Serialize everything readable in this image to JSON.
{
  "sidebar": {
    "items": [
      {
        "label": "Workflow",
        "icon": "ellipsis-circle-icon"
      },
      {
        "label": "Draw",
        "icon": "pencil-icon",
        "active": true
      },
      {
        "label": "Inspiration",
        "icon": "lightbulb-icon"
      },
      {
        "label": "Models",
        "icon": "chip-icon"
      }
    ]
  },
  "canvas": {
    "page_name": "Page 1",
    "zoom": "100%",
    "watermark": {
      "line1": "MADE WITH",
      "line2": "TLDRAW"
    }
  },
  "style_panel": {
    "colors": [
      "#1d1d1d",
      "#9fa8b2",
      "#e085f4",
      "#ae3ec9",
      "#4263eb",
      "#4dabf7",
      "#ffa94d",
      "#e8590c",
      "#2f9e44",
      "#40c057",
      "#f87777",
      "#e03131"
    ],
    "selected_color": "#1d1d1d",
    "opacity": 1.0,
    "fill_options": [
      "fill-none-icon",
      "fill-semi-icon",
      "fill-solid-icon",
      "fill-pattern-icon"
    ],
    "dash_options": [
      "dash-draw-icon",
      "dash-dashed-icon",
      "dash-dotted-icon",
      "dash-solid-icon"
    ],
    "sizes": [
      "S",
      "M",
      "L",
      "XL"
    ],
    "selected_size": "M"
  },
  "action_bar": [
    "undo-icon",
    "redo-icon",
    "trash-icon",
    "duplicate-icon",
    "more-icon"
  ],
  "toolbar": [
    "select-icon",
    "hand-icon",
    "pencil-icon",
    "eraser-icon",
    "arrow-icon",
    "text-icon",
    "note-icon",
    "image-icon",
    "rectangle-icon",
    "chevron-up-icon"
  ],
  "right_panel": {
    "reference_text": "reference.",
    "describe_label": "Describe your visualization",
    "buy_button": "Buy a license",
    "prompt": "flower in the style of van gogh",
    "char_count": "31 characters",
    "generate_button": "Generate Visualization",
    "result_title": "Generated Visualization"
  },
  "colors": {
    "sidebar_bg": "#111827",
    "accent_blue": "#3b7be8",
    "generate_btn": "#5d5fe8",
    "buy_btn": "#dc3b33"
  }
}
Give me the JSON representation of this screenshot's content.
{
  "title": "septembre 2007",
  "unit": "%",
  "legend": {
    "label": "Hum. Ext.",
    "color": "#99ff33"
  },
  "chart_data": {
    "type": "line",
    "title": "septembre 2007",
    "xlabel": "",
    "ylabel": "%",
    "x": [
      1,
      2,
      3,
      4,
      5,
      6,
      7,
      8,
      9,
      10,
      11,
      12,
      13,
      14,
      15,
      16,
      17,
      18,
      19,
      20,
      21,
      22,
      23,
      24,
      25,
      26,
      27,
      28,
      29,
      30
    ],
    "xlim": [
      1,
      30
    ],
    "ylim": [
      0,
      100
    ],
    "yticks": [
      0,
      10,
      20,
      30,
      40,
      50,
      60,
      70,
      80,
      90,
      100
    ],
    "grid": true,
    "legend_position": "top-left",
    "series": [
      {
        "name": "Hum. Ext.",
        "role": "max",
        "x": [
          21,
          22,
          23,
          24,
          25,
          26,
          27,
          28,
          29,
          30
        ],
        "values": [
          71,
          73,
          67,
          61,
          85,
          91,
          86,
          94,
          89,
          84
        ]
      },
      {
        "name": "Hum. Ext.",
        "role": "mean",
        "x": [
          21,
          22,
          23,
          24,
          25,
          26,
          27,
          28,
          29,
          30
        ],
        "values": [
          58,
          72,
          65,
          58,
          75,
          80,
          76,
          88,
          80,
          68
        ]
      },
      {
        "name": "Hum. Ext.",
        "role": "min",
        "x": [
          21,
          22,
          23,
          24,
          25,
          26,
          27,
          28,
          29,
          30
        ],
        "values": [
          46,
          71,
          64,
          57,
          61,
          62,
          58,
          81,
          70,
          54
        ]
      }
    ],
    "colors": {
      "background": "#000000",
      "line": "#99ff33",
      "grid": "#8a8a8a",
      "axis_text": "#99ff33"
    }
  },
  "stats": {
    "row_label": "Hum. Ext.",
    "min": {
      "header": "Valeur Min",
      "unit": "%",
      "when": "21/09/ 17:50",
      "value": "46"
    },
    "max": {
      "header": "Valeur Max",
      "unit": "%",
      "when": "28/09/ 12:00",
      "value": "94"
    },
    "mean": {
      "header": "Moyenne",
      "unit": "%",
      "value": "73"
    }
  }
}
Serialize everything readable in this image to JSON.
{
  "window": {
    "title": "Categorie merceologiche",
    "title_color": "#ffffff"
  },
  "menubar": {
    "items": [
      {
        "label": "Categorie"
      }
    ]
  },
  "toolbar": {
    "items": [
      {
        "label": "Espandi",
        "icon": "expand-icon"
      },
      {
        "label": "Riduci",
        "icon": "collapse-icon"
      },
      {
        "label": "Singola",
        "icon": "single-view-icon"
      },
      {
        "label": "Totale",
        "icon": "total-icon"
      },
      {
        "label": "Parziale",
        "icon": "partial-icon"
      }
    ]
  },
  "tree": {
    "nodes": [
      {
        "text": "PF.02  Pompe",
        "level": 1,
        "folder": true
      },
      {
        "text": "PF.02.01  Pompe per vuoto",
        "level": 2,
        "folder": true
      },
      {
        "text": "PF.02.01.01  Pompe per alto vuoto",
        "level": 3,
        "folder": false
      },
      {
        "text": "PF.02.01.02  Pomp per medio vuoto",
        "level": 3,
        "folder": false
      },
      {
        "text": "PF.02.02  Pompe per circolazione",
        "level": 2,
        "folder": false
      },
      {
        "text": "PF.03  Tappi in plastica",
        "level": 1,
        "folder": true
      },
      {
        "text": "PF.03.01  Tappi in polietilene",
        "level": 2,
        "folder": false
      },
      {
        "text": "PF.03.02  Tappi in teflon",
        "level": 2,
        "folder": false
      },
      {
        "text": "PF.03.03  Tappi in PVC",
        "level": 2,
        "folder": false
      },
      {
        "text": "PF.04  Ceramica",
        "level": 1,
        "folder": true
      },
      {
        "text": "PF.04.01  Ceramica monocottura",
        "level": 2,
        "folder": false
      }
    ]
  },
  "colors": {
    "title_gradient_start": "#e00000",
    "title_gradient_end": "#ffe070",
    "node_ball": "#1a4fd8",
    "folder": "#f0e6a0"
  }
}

### [GOAL]
Report how many lines in the records above contain the word "septembre", giving only the number.

### [EXERCISE ANSWER]
2